Written instruction - The listing below should be copied in full, word for word.

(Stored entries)

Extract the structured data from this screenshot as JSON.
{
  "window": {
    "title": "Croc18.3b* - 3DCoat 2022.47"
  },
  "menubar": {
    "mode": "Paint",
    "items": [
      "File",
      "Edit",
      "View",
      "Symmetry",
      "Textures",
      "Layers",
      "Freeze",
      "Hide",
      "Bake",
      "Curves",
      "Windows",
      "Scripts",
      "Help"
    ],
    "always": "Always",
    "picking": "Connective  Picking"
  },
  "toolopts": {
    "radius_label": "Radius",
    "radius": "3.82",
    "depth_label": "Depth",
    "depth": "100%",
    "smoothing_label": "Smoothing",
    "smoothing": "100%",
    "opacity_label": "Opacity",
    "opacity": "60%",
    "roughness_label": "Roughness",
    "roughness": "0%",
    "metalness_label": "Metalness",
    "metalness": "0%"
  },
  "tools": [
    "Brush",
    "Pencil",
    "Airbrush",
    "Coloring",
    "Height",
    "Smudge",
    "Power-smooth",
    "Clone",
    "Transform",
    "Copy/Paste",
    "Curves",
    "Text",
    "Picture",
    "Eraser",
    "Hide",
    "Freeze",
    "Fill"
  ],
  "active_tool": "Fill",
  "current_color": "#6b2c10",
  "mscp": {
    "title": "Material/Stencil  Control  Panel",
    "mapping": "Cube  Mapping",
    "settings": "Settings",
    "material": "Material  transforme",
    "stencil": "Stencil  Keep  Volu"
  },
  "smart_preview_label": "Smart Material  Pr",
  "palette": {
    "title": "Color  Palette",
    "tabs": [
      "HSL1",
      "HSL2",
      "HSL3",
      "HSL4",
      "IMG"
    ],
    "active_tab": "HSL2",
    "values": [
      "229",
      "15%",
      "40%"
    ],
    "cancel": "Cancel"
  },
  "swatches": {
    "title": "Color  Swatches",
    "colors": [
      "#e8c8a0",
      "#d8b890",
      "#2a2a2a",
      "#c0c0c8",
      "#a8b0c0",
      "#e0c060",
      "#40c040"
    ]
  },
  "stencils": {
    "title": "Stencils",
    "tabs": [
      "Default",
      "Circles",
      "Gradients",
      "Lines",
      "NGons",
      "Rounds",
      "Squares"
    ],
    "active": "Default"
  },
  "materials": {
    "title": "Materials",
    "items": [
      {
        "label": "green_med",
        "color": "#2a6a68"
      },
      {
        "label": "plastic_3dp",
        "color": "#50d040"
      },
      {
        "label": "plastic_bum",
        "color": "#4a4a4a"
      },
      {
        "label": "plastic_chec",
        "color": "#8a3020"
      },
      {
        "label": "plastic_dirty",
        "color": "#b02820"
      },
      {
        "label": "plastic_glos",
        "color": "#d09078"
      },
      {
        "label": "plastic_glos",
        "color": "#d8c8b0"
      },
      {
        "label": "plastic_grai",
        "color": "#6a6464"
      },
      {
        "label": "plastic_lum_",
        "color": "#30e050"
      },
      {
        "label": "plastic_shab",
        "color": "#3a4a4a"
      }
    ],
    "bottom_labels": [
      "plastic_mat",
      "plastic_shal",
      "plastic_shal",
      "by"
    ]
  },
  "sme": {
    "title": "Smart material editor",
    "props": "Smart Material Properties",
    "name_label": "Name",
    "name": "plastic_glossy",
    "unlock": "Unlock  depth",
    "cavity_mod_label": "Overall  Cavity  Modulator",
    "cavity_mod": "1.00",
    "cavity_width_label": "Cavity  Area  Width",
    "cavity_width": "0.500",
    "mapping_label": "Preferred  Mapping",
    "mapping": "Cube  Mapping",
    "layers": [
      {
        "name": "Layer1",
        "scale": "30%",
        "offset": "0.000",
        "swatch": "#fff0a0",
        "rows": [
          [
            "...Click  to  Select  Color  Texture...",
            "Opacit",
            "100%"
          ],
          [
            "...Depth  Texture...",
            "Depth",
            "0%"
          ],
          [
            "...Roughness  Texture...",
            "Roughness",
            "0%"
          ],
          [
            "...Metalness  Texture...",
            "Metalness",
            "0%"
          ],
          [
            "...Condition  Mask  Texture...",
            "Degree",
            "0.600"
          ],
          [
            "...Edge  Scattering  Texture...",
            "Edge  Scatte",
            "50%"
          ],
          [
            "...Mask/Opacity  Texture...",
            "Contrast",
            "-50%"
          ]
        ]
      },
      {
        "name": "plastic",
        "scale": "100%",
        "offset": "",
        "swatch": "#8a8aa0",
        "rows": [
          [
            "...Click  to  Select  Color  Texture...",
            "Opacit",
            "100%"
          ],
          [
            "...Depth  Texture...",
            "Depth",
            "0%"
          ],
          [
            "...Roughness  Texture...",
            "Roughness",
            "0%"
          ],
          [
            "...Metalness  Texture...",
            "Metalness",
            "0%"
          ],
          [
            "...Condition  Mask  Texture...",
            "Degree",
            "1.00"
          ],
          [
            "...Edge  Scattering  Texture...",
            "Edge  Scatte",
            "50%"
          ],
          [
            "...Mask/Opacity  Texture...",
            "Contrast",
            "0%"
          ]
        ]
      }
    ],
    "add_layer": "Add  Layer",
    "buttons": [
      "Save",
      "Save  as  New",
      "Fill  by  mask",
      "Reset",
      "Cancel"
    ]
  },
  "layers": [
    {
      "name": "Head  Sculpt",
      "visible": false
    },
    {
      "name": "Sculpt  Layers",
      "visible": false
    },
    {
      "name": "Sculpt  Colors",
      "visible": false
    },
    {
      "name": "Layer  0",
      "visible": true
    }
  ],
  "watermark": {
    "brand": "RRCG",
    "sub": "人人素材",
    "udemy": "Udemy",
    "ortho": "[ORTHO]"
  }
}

Task solution -
Extract the structured data from this screenshot as JSON.
{
  "window": {
    "title": "Croc18.3b* - 3DCoat 2022.47"
  },
  "menubar": {
    "mode": "Paint",
    "items": [
      "File",
      "Edit",
      "View",
      "Symmetry",
      "Textures",
      "Layers",
      "Freeze",
      "Hide",
      "Bake",
      "Curves",
      "Windows",
      "Scripts",
      "Help"
    ],
    "always": "Always",
    "picking": "Connective  Picking"
  },
  "toolopts": {
    "radius_label": "Radius",
    "radius": "3.82",
    "depth_label": "Depth",
    "depth": "100%",
    "smoothing_label": "Smoothing",
    "smoothing": "100%",
    "opacity_label": "Opacity",
    "opacity": "60%",
    "roughness_label": "Roughness",
    "roughness": "0%",
    "metalness_label": "Metalness",
    "metalness": "0%"
  },
  "tools": [
    "Brush",
    "Pencil",
    "Airbrush",
    "Coloring",
    "Height",
    "Smudge",
    "Power-smooth",
    "Clone",
    "Transform",
    "Copy/Paste",
    "Curves",
    "Text",
    "Picture",
    "Eraser",
    "Hide",
    "Freeze",
    "Fill"
  ],
  "active_tool": "Fill",
  "current_color": "#6b2c10",
  "mscp": {
    "title": "Material/Stencil  Control  Panel",
    "mapping": "Cube  Mapping",
    "settings": "Settings",
    "material": "Material  transforme",
    "stencil": "Stencil  Keep  Volu"
  },
  "smart_preview_label": "Smart Material  Pr",
  "palette": {
    "title": "Color  Palette",
    "tabs": [
      "HSL1",
      "HSL2",
      "HSL3",
      "HSL4",
      "IMG"
    ],
    "active_tab": "HSL2",
    "values": [
      "229",
      "15%",
      "40%"
    ],
    "cancel": "Cancel"
  },
  "swatches": {
    "title": "Color  Swatches",
    "colors": [
      "#e8c8a0",
      "#d8b890",
      "#2a2a2a",
      "#c0c0c8",
      "#a8b0c0",
      "#e0c060",
      "#40c040"
    ]
  },
  "stencils": {
    "title": "Stencils",
    "tabs": [
      "Default",
      "Circles",
      "Gradients",
      "Lines",
      "NGons",
      "Rounds",
      "Squares"
    ],
    "active": "Default"
  },
  "materials": {
    "title": "Materials",
    "items": [
      {
        "label": "green_med",
        "color": "#2a6a68"
      },
      {
        "label": "plastic_3dp",
        "color": "#50d040"
      },
      {
        "label": "plastic_bum",
        "color": "#4a4a4a"
      },
      {
        "label": "plastic_chec",
        "color": "#8a3020"
      },
      {
        "label": "plastic_dirty",
        "color": "#b02820"
      },
      {
        "label": "plastic_glos",
        "color": "#d09078"
      },
      {
        "label": "plastic_glos",
        "color": "#d8c8b0"
      },
      {
        "label": "plastic_grai",
        "color": "#6a6464"
      },
      {
        "label": "plastic_lum_",
        "color": "#30e050"
      },
      {
        "label": "plastic_shab",
        "color": "#3a4a4a"
      }
    ],
    "bottom_labels": [
      "plastic_mat",
      "plastic_shal",
      "plastic_shal",
      "by"
    ]
  },
  "sme": {
    "title": "Smart material editor",
    "props": "Smart Material Properties",
    "name_label": "Name",
    "name": "plastic_glossy",
    "unlock": "Unlock  depth",
    "cavity_mod_label": "Overall  Cavity  Modulator",
    "cavity_mod": "1.00",
    "cavity_width_label": "Cavity  Area  Width",
    "cavity_width": "0.500",
    "mapping_label": "Preferred  Mapping",
    "mapping": "Cube  Mapping",
    "layers": [
      {
        "name": "Layer1",
        "scale": "30%",
        "offset": "0.000",
        "swatch": "#fff0a0",
        "rows": [
          [
            "...Click  to  Select  Color  Texture...",
            "Opacit",
            "100%"
          ],
          [
            "...Depth  Texture...",
            "Depth",
            "0%"
          ],
          [
            "...Roughness  Texture...",
            "Roughness",
            "0%"
          ],
          [
            "...Metalness  Texture...",
            "Metalness",
            "0%"
          ],
          [
            "...Condition  Mask  Texture...",
            "Degree",
            "0.600"
          ],
          [
            "...Edge  Scattering  Texture...",
            "Edge  Scatte",
            "50%"
          ],
          [
            "...Mask/Opacity  Texture...",
            "Contrast",
            "-50%"
          ]
        ]
      },
      {
        "name": "plastic",
        "scale": "100%",
        "offset": "",
        "swatch": "#8a8aa0",
        "rows": [
          [
            "...Click  to  Select  Color  Texture...",
            "Opacit",
            "100%"
          ],
          [
            "...Depth  Texture...",
            "Depth",
            "0%"
          ],
          [
            "...Roughness  Texture...",
            "Roughness",
            "0%"
          ],
          [
            "...Metalness  Texture...",
            "Metalness",
            "0%"
          ],
          [
            "...Condition  Mask  Texture...",
            "Degree",
            "1.00"
          ],
          [
            "...Edge  Scattering  Texture...",
            "Edge  Scatte",
            "50%"
          ],
          [
            "...Mask/Opacity  Texture...",
            "Contrast",
            "0%"
          ]
        ]
      }
    ],
    "add_layer": "Add  Layer",
    "buttons": [
      "Save",
      "Save  as  New",
      "Fill  by  mask",
      "Reset",
      "Cancel"
    ]
  },
  "layers": [
    {
      "name": "Head  Sculpt",
      "visible": false
    },
    {
      "name": "Sculpt  Layers",
      "visible": false
    },
    {
      "name": "Sculpt  Colors",
      "visible": false
    },
    {
      "name": "Layer  0",
      "visible": true
    }
  ],
  "watermark": {
    "brand": "RRCG",
    "sub": "人人素材",
    "udemy": "Udemy",
    "ortho": "[ORTHO]"
  }
}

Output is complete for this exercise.